> **WHAT TO WORK ON**
Count the lines containing "Market". Give the number alone.
* BEGIN SUPPLIED DATA *
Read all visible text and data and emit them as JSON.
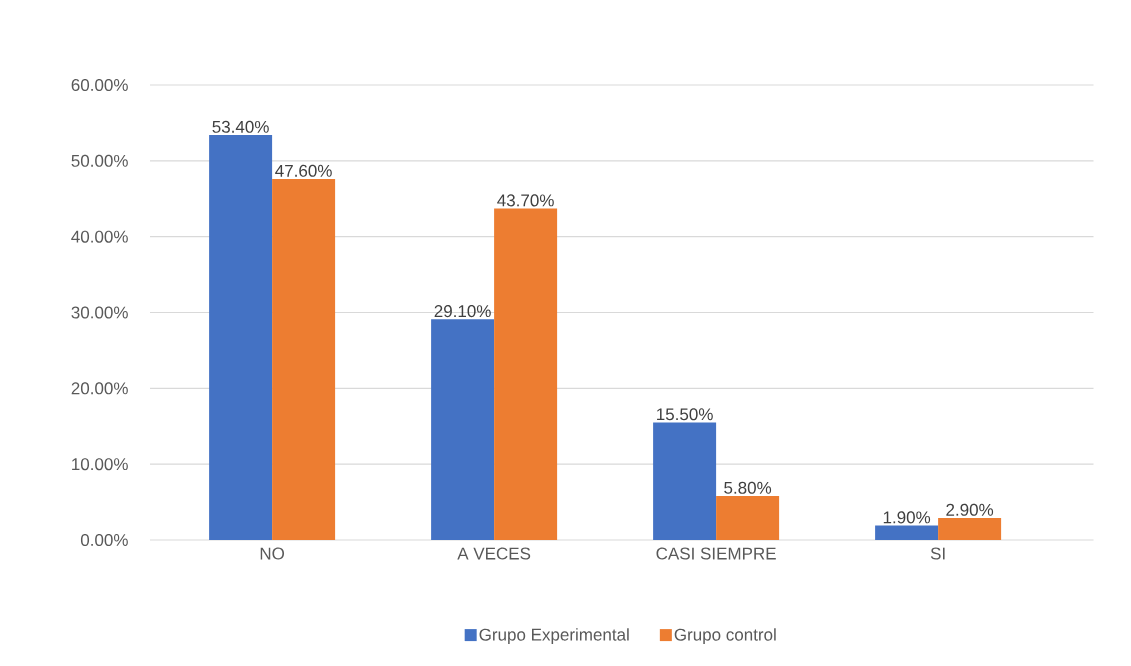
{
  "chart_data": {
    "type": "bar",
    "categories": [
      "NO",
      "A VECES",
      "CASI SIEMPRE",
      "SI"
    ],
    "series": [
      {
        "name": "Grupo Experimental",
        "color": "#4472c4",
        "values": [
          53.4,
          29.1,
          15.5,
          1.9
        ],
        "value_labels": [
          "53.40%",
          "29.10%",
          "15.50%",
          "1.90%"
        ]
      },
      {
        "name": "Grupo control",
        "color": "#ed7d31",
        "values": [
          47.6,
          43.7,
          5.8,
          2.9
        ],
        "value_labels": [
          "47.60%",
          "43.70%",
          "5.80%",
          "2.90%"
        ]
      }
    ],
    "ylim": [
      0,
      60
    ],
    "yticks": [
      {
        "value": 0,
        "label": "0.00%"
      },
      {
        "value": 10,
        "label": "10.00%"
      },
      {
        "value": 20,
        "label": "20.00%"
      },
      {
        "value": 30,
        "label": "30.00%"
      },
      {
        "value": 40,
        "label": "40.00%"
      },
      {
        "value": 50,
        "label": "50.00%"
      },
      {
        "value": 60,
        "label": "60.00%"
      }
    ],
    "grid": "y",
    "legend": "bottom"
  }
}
* END SUPPLIED DATA *
* BEGIN SUPPLIED DATA *
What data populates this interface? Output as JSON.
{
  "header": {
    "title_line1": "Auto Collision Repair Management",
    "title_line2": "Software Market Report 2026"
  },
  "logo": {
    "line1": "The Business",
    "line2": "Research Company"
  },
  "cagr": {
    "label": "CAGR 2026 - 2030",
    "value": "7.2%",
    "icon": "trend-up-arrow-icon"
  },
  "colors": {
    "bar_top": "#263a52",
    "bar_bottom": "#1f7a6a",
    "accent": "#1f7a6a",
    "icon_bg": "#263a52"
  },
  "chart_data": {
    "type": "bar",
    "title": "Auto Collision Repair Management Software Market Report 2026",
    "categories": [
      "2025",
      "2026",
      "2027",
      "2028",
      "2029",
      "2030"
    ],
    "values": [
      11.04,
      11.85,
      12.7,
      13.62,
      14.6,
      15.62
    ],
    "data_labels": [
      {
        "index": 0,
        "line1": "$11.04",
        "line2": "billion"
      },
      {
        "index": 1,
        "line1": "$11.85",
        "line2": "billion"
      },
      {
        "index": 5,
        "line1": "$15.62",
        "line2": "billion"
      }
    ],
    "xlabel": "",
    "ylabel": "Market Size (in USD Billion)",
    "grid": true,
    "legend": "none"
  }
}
* END SUPPLIED DATA *
> **ANSWER TO THIS TASK**
3